[start Exercise data]

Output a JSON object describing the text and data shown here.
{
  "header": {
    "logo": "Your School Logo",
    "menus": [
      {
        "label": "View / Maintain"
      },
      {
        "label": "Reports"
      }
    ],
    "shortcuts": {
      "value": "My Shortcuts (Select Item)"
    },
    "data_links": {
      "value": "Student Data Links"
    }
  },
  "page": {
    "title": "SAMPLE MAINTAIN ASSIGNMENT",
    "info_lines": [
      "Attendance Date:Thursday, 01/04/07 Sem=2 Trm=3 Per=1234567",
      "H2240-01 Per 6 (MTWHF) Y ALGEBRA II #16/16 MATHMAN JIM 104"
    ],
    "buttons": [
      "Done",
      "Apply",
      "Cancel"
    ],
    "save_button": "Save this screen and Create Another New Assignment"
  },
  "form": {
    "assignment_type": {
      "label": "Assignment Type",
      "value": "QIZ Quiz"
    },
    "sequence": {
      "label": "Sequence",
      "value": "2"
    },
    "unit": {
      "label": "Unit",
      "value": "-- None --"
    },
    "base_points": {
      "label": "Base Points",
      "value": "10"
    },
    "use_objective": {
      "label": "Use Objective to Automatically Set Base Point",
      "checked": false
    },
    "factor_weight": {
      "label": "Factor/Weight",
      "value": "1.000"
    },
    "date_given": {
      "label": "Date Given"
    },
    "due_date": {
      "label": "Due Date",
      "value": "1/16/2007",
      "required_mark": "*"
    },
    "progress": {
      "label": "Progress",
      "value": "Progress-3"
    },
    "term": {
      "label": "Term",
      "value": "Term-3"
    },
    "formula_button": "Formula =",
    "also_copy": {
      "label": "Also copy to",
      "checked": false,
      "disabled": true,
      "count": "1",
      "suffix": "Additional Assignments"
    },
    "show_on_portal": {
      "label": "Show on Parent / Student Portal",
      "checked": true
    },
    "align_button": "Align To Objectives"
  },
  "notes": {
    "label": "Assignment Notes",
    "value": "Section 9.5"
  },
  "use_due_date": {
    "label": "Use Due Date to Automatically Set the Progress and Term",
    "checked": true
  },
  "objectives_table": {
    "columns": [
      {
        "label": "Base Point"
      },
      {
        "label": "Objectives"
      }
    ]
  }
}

[end Exercise data]

→ Requirements:
Out of the material above, gather each line where "value" appears.

→ Written answer:
      "value": "My Shortcuts (Select Item)"
      "value": "Student Data Links"
      "value": "QIZ Quiz"
      "value": "2"
      "value": "-- None --"
      "value": "10"
      "value": "1.000"
      "value": "1/16/2007",
      "value": "Progress-3"
      "value": "Term-3"
    "value": "Section 9.5"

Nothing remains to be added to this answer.